» **ARTICLE**:

Of course, the reality of the web meant they had to do a bunch of compatibility hacks to get pages to display well.
(Gecko appeared in the original Safari on iPhone UA, IIRC)
(Also kind of silly in that even real browser-fingerprinting setups can be defeated by a sufficiently-motivated attacker using e.g. https://www.npmjs.com/package/puppeteer-extra-plugin-stealth, but I guess sometimes a corporate mandate to block scraping comes down, and you just can't convince them that it's untenable.)
Best I've ever been able to do is implement server-side throttling to force the scrapers to slow down. But I manage some public web applications with data that is very valuable to certain other players in the industry, so they will invest the time and effort to bypass any measures I throw at them.
Of course, sometimes obfuscating how your website works can make it needlessly more complicated, so it's a trade off.
What a bunch of turds.
Thank you for the Nintendo Switch pro-tip.
For example, I believe they REALLY want us to use the youtube app:
- Viewing youtube.com on a new iPad pro, Goolag lies and says "your browser doesn't support 1080p."
- Ok, change to desktop version in app. Goolag once again lies and says "your browser doesn't support full screen." They also lie and say they've redirected you to the "desktop version", and nag you with a persistent banner that you should return to the safety of the mobile website.
If I were to use the app, they would have FULL CONTROL.
The same is true for server side applications of user-agent. There are plenty of non-privacy-invading reasons to need an accurate picture of what user agent is visiting.
And a lot of those applications that need it are legacy. Updating them to support these 6 new headers will be a pain.

» **EXERCISE INSTRUCTIONS**:
(a) Copy the part of the user-agent discussion from "What a bunch" up to and including "the mobile website.".
(b) List every claim that the user-agent discussion says YouTube lies about.
(c) Pick up the user-agent discussion where it stops and keep it going.

» **DATASET ENTRIES**:
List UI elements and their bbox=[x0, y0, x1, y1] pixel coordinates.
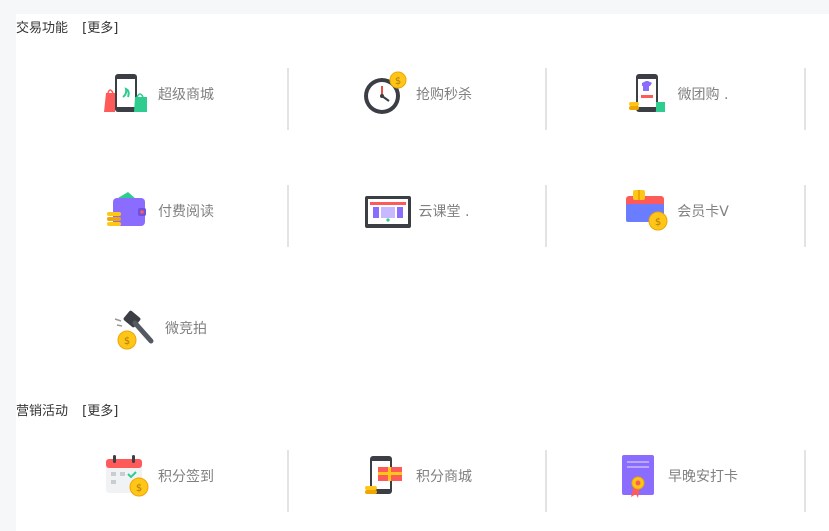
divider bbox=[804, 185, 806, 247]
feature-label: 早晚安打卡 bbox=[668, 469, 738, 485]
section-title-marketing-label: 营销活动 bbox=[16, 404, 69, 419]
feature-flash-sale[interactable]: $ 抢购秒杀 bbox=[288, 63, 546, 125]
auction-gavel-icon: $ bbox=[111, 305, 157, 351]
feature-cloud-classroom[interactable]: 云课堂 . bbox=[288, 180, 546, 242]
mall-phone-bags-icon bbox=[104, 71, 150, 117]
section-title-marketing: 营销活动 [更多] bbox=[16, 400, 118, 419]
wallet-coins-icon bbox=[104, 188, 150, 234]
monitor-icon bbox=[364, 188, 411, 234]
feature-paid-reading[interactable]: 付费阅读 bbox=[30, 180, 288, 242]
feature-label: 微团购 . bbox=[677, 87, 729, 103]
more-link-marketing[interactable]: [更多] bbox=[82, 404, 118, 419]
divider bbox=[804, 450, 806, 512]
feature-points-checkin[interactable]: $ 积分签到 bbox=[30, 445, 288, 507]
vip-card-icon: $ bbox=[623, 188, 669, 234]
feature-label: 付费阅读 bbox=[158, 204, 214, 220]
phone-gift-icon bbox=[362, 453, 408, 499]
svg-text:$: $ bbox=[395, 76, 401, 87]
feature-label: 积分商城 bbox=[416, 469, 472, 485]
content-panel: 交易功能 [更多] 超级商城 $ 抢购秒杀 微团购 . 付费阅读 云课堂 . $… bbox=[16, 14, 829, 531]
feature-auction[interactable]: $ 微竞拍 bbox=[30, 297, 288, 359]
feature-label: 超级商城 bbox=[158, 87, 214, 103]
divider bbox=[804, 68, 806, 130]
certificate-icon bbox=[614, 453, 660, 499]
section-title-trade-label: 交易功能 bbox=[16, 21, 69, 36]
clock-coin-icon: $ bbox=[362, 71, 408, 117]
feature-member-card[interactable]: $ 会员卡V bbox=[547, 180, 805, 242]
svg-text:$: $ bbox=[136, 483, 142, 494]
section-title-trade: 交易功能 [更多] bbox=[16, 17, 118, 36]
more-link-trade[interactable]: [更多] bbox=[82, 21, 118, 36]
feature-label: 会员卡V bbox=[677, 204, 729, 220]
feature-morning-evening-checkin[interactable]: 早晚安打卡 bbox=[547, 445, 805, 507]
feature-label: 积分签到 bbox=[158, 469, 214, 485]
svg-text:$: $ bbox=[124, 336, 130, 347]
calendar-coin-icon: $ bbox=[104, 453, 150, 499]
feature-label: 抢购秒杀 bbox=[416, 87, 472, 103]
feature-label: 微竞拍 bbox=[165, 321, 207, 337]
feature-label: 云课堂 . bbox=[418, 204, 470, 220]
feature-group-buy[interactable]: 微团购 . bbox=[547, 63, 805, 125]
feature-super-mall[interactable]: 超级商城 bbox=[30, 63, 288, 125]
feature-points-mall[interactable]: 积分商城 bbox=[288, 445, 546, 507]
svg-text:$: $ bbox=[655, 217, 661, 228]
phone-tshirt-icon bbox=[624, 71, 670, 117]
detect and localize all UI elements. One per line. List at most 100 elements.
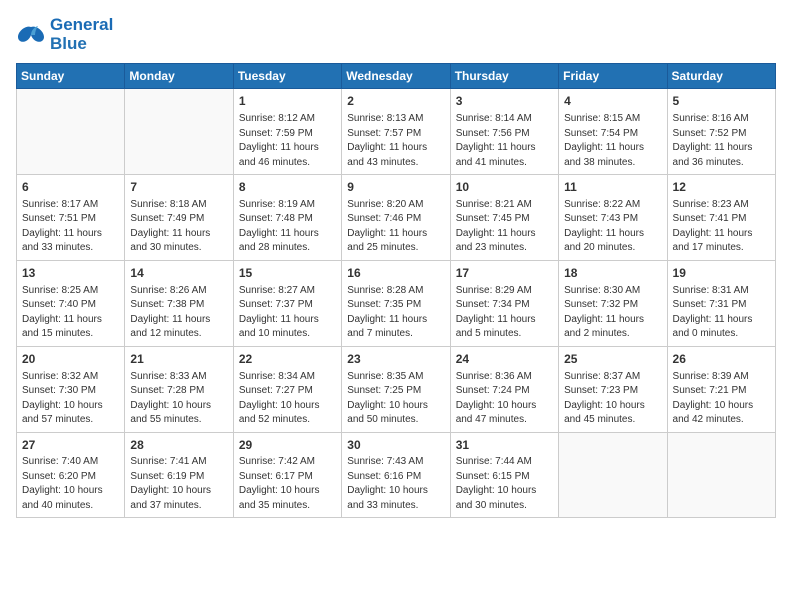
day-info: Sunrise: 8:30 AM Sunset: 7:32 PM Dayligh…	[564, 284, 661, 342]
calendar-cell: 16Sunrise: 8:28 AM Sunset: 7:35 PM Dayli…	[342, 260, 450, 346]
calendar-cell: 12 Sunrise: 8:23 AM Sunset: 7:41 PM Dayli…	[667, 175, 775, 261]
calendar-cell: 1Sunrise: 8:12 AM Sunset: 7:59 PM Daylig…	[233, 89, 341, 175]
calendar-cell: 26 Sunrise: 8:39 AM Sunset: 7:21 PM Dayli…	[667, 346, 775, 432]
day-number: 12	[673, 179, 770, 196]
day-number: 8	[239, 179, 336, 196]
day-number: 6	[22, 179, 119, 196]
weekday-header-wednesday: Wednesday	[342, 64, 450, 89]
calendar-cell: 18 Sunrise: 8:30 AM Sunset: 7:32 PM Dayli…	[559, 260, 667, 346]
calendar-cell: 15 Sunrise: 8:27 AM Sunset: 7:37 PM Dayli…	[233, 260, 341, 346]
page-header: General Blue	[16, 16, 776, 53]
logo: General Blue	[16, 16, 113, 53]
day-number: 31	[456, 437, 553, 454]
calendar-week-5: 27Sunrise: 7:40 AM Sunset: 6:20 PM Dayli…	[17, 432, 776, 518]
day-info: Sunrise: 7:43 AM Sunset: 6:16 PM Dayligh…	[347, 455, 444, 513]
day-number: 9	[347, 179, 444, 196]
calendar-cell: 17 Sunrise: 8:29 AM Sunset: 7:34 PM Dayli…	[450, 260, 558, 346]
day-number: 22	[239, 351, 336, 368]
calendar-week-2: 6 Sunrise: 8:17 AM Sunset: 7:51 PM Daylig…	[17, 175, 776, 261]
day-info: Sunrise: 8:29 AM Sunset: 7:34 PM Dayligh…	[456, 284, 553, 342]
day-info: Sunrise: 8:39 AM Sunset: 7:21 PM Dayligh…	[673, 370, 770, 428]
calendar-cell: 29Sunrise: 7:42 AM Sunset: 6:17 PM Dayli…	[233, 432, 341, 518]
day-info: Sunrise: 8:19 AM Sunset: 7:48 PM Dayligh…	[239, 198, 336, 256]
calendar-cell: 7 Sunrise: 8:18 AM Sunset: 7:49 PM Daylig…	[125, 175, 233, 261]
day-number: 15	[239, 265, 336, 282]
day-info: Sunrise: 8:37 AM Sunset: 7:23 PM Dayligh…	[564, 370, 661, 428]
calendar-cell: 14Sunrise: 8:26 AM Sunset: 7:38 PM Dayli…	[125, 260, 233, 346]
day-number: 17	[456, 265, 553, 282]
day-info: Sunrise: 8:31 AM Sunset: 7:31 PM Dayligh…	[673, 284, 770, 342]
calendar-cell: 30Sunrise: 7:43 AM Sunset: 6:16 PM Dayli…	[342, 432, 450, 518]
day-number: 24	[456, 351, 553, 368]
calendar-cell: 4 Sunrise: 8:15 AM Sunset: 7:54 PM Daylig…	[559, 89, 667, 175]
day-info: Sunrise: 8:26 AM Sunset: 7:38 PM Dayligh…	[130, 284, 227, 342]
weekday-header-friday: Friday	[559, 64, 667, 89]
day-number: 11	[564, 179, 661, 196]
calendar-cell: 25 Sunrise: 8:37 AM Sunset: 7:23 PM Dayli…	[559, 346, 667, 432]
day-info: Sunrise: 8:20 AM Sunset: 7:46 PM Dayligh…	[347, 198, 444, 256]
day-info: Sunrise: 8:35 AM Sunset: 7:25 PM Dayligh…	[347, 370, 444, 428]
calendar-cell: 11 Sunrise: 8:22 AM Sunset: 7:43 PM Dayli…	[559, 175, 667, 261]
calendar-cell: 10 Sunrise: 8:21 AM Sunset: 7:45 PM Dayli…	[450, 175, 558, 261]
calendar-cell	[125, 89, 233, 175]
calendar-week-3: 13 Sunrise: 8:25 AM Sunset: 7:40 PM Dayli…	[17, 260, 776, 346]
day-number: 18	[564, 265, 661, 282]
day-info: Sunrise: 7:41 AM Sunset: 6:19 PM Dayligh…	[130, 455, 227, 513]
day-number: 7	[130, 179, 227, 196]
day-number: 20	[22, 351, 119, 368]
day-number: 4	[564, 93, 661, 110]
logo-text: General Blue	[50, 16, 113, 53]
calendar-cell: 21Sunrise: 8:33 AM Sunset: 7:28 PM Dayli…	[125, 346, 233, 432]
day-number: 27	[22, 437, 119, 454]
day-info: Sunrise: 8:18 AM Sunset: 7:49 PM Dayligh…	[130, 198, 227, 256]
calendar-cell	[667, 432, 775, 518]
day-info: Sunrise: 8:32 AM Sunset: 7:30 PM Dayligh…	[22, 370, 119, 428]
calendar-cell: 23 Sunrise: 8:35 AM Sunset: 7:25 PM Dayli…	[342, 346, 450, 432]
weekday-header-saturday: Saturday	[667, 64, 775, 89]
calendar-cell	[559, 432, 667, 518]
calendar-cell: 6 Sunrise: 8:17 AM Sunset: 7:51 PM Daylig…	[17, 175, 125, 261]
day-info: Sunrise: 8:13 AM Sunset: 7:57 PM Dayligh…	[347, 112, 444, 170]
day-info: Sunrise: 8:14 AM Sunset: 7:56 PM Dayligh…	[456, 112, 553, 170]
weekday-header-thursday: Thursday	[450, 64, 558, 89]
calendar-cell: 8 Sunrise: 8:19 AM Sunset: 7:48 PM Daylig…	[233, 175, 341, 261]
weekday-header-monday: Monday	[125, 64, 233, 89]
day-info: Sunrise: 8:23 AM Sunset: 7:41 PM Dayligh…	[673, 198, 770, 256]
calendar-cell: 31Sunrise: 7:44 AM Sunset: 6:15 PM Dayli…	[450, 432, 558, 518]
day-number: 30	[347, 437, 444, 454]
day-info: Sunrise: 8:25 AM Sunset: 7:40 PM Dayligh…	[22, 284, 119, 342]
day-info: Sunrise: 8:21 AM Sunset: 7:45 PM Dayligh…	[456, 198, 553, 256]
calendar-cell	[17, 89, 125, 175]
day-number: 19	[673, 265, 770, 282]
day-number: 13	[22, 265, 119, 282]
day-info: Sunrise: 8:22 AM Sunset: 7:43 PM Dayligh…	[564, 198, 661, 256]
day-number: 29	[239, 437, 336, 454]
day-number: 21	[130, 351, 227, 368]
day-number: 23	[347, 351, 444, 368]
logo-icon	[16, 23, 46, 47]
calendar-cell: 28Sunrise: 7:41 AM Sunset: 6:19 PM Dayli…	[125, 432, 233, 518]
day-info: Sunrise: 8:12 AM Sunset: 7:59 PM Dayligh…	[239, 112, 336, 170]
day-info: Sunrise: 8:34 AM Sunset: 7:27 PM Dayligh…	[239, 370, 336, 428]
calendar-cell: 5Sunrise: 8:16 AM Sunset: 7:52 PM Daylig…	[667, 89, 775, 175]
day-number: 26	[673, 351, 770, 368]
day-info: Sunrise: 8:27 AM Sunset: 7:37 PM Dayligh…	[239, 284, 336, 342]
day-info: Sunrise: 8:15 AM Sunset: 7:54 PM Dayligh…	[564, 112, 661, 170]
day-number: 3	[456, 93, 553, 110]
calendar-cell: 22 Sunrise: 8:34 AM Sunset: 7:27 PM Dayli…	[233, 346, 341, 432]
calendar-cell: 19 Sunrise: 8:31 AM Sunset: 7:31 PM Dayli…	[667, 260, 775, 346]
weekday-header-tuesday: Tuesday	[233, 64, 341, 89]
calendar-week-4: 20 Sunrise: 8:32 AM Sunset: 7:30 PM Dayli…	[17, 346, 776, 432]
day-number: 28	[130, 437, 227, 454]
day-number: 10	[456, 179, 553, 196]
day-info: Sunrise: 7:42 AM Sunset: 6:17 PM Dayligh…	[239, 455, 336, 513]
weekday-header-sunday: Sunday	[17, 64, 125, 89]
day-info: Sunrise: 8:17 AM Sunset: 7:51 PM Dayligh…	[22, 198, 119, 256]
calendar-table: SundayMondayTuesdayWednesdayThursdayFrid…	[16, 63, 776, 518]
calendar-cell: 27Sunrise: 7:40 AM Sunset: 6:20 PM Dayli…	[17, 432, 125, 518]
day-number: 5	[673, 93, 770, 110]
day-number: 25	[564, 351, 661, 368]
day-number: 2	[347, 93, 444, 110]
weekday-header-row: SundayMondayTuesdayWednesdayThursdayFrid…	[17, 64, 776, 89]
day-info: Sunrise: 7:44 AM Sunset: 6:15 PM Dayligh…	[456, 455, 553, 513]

» **TASK-BY-TASK ANSWERS**:
(a)
What a bunch of turds.
Thank you for the Nintendo Switch pro-tip.
For example, I believe they REALLY want us to use the youtube app:
- Viewing youtube.com on a new iPad pro, Goolag lies and says "your browser doesn't support 1080p."
- Ok, change to desktop version in app. Goolag once again lies and says "your browser doesn't support full screen." They also lie and say they've redirected you to the "desktop version", and nag you with a persistent banner that you should return to the safety of the mobile website.

(b)
- "your browser doesn't support 1080p"
- "your browser doesn't support full screen"
- that they've redirected you to the "desktop version"

(c)
I'm all for preventing tracking, but I can't imagine a time where all browsers behavior so similarly that we won't have to write workarounds for browser bugs and differences. As a developer I can't imagine caring about Edgium vs Chrome, but it's important to know what the underlying engines are.
User-Agent: Mozilla/5.0 (Windows NT 10.0; Win64; x64)
AppleWebKit/537.36 (KHTML, like Gecko)
Sec-CH-UA: "Chrome"; v="74"
It's already bad infrastructure design to have the server do different renderings depending on `User-Agent` value.
Try browsing the web without any UA header for a week or two, and you'll understand. You get blank pages, strange server errors, and other weird behaviour --- almost always on very old sites, but then again, those also tend to be the sites with the content you want. Using a UA header, even if it's a dummy one, will at least not have that problem.
(I did the above experiment a long time ago - around 2008-2009. I'm not sure whether sites which expect a UA have increased or decreased since then.)
I agree with getting rid of all that new noise, however.
...and effectively block access to a bunch of existing content on the Internet, still very valuable, whose owners may not have the effort to spare to make any changes.
I remember when I was writing a library around the audio API, and the ways it behaved on Chrome were different across Macs, Windows and Android. Detecting the OS with the user-agent string was literally the only way to build code that would work.
> for best performance this website would like to know what type of device you are using?
While requesting every single "hint" and there is "ok" button and greyed out "read more or declide this request" tiny line.
This pattern keeps repeating itself, freeze "Mozilla/5.0", start changing "Chrome/71.1.2222.33", freeze that, start changing "Sec-CH-UA", etc. Browsers will start needing to fake "Sec-CH-UA" to get websites to work properly, etc.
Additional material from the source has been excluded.